Given task:
Copy the lines holding the word "Общие", all of them.

------ Entries supplied ------

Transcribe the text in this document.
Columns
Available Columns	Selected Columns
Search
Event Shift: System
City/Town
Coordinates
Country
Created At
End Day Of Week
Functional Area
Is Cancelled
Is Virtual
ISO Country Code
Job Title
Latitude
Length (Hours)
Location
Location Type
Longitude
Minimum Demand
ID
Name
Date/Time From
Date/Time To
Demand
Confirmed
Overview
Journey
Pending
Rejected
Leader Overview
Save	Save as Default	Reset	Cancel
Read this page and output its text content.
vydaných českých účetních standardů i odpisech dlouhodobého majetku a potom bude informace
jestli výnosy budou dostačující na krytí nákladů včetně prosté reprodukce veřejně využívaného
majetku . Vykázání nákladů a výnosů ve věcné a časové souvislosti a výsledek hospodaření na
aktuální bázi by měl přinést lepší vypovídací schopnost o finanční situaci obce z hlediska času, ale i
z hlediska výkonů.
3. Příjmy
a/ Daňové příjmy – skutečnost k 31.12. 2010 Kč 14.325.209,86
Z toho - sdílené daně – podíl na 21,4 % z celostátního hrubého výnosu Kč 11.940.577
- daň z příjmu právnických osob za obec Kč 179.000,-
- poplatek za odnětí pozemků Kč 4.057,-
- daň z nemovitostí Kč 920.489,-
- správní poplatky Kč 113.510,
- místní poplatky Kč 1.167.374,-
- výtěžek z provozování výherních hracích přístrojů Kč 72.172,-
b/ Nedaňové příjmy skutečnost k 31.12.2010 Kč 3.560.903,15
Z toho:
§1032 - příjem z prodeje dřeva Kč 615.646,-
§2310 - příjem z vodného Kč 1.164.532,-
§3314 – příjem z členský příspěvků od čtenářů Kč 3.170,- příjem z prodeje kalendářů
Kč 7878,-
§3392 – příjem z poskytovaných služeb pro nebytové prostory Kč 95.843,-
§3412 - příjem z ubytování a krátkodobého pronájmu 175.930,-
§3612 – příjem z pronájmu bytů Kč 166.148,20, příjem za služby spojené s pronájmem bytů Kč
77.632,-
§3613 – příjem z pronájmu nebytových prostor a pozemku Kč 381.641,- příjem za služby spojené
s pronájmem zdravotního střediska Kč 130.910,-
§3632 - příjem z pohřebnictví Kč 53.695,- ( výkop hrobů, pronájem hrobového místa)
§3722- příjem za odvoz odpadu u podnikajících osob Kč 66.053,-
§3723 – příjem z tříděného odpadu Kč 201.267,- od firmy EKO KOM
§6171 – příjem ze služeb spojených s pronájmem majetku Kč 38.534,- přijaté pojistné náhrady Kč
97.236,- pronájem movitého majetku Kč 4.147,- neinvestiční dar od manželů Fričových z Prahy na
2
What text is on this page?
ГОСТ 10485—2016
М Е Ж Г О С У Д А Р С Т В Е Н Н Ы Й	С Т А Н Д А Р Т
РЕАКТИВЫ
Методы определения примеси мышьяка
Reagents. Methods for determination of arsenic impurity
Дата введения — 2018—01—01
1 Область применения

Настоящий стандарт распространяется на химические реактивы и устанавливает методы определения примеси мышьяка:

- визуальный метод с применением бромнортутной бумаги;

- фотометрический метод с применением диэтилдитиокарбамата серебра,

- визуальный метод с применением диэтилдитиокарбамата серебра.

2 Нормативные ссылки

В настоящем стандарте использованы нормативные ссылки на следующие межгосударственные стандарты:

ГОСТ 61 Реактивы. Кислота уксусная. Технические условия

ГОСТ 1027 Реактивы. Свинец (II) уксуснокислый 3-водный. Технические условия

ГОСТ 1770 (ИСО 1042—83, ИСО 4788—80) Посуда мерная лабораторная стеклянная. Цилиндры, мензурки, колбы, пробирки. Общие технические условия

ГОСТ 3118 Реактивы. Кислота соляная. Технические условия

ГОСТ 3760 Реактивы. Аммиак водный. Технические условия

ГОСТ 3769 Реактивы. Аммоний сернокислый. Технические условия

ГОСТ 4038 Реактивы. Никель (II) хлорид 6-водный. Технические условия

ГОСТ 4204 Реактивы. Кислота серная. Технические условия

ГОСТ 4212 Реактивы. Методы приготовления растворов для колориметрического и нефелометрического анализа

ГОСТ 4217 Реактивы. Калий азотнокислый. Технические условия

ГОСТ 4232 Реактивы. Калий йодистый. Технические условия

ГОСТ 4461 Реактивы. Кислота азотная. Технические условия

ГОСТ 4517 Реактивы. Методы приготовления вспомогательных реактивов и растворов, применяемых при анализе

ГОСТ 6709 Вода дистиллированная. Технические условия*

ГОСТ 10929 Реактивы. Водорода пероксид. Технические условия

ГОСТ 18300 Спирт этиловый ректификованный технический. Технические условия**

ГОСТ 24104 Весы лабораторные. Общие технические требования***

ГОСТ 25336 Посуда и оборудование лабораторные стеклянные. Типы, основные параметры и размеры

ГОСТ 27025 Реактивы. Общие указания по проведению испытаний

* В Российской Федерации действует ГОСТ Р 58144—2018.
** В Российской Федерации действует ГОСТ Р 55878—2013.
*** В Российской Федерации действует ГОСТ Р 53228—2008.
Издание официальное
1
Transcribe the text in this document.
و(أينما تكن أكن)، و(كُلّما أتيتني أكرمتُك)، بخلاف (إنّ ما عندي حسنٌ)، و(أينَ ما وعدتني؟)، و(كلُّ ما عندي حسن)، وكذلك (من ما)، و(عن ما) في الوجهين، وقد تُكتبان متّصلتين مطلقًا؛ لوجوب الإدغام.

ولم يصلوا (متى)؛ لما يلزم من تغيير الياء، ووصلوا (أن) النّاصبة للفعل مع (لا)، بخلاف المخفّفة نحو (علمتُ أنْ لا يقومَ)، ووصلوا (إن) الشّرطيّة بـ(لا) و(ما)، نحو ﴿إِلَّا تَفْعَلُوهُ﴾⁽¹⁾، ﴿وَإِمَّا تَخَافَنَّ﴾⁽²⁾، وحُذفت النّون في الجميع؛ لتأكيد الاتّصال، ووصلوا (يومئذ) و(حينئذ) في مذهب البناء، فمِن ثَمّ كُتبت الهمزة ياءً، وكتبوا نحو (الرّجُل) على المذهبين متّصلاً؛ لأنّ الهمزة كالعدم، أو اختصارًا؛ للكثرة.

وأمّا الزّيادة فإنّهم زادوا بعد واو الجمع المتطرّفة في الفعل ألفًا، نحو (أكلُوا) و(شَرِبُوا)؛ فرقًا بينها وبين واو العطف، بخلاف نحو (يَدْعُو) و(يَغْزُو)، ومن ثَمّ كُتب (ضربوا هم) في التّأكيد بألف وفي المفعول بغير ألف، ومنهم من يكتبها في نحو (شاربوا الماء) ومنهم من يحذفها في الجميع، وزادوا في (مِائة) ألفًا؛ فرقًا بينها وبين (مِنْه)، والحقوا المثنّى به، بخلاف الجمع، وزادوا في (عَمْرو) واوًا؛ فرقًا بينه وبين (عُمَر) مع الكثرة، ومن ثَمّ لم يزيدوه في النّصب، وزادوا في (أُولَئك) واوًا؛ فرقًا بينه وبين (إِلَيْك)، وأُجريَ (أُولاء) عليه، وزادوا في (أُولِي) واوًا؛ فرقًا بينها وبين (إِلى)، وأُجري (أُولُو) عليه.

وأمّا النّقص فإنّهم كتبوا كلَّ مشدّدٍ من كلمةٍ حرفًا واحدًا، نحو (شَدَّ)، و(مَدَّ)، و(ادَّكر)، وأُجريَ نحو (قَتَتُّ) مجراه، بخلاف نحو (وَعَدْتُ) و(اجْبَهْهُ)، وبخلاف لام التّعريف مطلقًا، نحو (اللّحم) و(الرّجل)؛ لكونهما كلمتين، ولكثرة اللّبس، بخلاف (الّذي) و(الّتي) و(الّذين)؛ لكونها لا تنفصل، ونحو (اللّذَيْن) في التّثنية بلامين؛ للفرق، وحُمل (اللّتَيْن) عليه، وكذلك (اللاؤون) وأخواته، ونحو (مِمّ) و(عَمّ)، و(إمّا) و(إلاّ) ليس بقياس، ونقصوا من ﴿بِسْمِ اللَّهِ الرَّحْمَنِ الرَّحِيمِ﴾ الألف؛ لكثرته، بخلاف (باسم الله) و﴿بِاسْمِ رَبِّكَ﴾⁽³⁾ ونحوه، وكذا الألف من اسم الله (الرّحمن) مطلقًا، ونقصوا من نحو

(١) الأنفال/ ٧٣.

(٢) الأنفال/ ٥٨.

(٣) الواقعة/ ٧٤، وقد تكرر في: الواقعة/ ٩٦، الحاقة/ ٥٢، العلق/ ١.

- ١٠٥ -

------

The reply:
ГОСТ 1770 (ИСО 1042—83, ИСО 4788—80) Посуда мерная лабораторная стеклянная. Цилиндры, мензурки, колбы, пробирки. Общие технические условия
ГОСТ 24104 Весы лабораторные. Общие технические требования***
ГОСТ 27025 Реактивы. Общие указания по проведению испытаний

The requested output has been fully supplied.